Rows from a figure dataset

++++++++

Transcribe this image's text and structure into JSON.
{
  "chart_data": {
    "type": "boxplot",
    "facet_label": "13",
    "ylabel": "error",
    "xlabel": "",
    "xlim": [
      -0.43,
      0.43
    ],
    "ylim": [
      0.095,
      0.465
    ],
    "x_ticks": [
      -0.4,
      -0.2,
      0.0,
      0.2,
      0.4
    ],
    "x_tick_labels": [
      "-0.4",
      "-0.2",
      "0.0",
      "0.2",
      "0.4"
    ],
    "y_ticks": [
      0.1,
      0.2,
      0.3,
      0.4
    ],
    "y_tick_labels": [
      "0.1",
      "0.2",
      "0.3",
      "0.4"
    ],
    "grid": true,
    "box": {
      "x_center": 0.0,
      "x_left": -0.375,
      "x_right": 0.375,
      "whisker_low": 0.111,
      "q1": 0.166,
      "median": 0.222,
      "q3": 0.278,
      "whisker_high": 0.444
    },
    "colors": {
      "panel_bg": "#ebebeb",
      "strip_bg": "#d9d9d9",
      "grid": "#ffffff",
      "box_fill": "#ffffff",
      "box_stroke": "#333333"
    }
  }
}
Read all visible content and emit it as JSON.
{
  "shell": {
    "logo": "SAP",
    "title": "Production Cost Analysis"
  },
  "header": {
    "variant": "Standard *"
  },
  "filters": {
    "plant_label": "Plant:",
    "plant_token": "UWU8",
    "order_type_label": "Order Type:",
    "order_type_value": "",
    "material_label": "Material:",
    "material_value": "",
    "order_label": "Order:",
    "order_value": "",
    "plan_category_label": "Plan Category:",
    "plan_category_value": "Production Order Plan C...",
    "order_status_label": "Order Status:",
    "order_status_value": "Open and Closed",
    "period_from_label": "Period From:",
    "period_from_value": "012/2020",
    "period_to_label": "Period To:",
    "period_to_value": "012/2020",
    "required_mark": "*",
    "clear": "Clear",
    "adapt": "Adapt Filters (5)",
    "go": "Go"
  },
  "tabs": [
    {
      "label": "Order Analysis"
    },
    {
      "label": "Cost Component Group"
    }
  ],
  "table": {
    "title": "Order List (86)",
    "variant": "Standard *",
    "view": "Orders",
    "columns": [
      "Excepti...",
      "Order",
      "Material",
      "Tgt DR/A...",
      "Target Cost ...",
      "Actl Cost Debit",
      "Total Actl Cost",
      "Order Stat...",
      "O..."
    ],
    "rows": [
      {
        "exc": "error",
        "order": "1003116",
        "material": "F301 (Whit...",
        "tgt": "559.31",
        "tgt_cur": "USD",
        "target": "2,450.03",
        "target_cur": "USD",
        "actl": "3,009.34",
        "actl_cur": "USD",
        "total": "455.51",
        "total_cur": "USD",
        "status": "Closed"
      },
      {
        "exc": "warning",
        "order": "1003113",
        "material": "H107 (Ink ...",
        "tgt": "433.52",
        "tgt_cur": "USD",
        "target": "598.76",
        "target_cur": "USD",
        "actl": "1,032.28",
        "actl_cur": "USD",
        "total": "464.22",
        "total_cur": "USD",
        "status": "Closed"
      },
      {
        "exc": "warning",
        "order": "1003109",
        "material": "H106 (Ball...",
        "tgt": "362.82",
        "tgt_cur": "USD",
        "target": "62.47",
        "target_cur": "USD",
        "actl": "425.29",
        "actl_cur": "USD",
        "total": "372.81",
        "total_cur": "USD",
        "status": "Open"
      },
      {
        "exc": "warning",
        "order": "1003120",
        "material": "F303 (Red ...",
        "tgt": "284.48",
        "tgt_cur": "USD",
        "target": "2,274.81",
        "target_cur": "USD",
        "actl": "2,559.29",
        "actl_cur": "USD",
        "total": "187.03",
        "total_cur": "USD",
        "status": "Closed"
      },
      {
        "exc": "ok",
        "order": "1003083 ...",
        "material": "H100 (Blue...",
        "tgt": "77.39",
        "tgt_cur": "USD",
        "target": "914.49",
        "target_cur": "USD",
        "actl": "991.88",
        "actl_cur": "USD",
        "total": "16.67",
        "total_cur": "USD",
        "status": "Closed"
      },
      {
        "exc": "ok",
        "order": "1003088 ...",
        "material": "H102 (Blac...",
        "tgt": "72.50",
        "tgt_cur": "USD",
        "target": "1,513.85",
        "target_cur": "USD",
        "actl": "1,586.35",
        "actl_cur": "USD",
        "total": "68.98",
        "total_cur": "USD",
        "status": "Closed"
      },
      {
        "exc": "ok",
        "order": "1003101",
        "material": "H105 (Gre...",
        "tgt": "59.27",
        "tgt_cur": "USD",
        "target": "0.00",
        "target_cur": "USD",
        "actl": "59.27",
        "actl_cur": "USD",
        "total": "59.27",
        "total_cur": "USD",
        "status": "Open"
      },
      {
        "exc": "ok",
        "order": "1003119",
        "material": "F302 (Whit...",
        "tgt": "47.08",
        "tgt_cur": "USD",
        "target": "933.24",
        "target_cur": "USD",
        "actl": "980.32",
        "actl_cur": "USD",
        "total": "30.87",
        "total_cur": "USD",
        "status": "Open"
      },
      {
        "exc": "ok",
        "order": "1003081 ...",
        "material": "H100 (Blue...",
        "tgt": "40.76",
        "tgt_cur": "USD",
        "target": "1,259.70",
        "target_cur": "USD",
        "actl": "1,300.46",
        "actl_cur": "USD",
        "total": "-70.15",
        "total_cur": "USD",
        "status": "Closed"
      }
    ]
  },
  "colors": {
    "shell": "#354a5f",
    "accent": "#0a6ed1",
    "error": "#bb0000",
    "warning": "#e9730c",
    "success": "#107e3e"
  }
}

++++++++

**Challenge**
All of the entries above must be quoted exactly.

**Written reply**
Transcribe this image's text and structure into JSON.
{
  "chart_data": {
    "type": "boxplot",
    "facet_label": "13",
    "ylabel": "error",
    "xlabel": "",
    "xlim": [
      -0.43,
      0.43
    ],
    "ylim": [
      0.095,
      0.465
    ],
    "x_ticks": [
      -0.4,
      -0.2,
      0.0,
      0.2,
      0.4
    ],
    "x_tick_labels": [
      "-0.4",
      "-0.2",
      "0.0",
      "0.2",
      "0.4"
    ],
    "y_ticks": [
      0.1,
      0.2,
      0.3,
      0.4
    ],
    "y_tick_labels": [
      "0.1",
      "0.2",
      "0.3",
      "0.4"
    ],
    "grid": true,
    "box": {
      "x_center": 0.0,
      "x_left": -0.375,
      "x_right": 0.375,
      "whisker_low": 0.111,
      "q1": 0.166,
      "median": 0.222,
      "q3": 0.278,
      "whisker_high": 0.444
    },
    "colors": {
      "panel_bg": "#ebebeb",
      "strip_bg": "#d9d9d9",
      "grid": "#ffffff",
      "box_fill": "#ffffff",
      "box_stroke": "#333333"
    }
  }
}
Read all visible content and emit it as JSON.
{
  "shell": {
    "logo": "SAP",
    "title": "Production Cost Analysis"
  },
  "header": {
    "variant": "Standard *"
  },
  "filters": {
    "plant_label": "Plant:",
    "plant_token": "UWU8",
    "order_type_label": "Order Type:",
    "order_type_value": "",
    "material_label": "Material:",
    "material_value": "",
    "order_label": "Order:",
    "order_value": "",
    "plan_category_label": "Plan Category:",
    "plan_category_value": "Production Order Plan C...",
    "order_status_label": "Order Status:",
    "order_status_value": "Open and Closed",
    "period_from_label": "Period From:",
    "period_from_value": "012/2020",
    "period_to_label": "Period To:",
    "period_to_value": "012/2020",
    "required_mark": "*",
    "clear": "Clear",
    "adapt": "Adapt Filters (5)",
    "go": "Go"
  },
  "tabs": [
    {
      "label": "Order Analysis"
    },
    {
      "label": "Cost Component Group"
    }
  ],
  "table": {
    "title": "Order List (86)",
    "variant": "Standard *",
    "view": "Orders",
    "columns": [
      "Excepti...",
      "Order",
      "Material",
      "Tgt DR/A...",
      "Target Cost ...",
      "Actl Cost Debit",
      "Total Actl Cost",
      "Order Stat...",
      "O..."
    ],
    "rows": [
      {
        "exc": "error",
        "order": "1003116",
        "material": "F301 (Whit...",
        "tgt": "559.31",
        "tgt_cur": "USD",
        "target": "2,450.03",
        "target_cur": "USD",
        "actl": "3,009.34",
        "actl_cur": "USD",
        "total": "455.51",
        "total_cur": "USD",
        "status": "Closed"
      },
      {
        "exc": "warning",
        "order": "1003113",
        "material": "H107 (Ink ...",
        "tgt": "433.52",
        "tgt_cur": "USD",
        "target": "598.76",
        "target_cur": "USD",
        "actl": "1,032.28",
        "actl_cur": "USD",
        "total": "464.22",
        "total_cur": "USD",
        "status": "Closed"
      },
      {
        "exc": "warning",
        "order": "1003109",
        "material": "H106 (Ball...",
        "tgt": "362.82",
        "tgt_cur": "USD",
        "target": "62.47",
        "target_cur": "USD",
        "actl": "425.29",
        "actl_cur": "USD",
        "total": "372.81",
        "total_cur": "USD",
        "status": "Open"
      },
      {
        "exc": "warning",
        "order": "1003120",
        "material": "F303 (Red ...",
        "tgt": "284.48",
        "tgt_cur": "USD",
        "target": "2,274.81",
        "target_cur": "USD",
        "actl": "2,559.29",
        "actl_cur": "USD",
        "total": "187.03",
        "total_cur": "USD",
        "status": "Closed"
      },
      {
        "exc": "ok",
        "order": "1003083 ...",
        "material": "H100 (Blue...",
        "tgt": "77.39",
        "tgt_cur": "USD",
        "target": "914.49",
        "target_cur": "USD",
        "actl": "991.88",
        "actl_cur": "USD",
        "total": "16.67",
        "total_cur": "USD",
        "status": "Closed"
      },
      {
        "exc": "ok",
        "order": "1003088 ...",
        "material": "H102 (Blac...",
        "tgt": "72.50",
        "tgt_cur": "USD",
        "target": "1,513.85",
        "target_cur": "USD",
        "actl": "1,586.35",
        "actl_cur": "USD",
        "total": "68.98",
        "total_cur": "USD",
        "status": "Closed"
      },
      {
        "exc": "ok",
        "order": "1003101",
        "material": "H105 (Gre...",
        "tgt": "59.27",
        "tgt_cur": "USD",
        "target": "0.00",
        "target_cur": "USD",
        "actl": "59.27",
        "actl_cur": "USD",
        "total": "59.27",
        "total_cur": "USD",
        "status": "Open"
      },
      {
        "exc": "ok",
        "order": "1003119",
        "material": "F302 (Whit...",
        "tgt": "47.08",
        "tgt_cur": "USD",
        "target": "933.24",
        "target_cur": "USD",
        "actl": "980.32",
        "actl_cur": "USD",
        "total": "30.87",
        "total_cur": "USD",
        "status": "Open"
      },
      {
        "exc": "ok",
        "order": "1003081 ...",
        "material": "H100 (Blue...",
        "tgt": "40.76",
        "tgt_cur": "USD",
        "target": "1,259.70",
        "target_cur": "USD",
        "actl": "1,300.46",
        "actl_cur": "USD",
        "total": "-70.15",
        "total_cur": "USD",
        "status": "Closed"
      }
    ]
  },
  "colors": {
    "shell": "#354a5f",
    "accent": "#0a6ed1",
    "error": "#bb0000",
    "warning": "#e9730c",
    "success": "#107e3e"
  }
}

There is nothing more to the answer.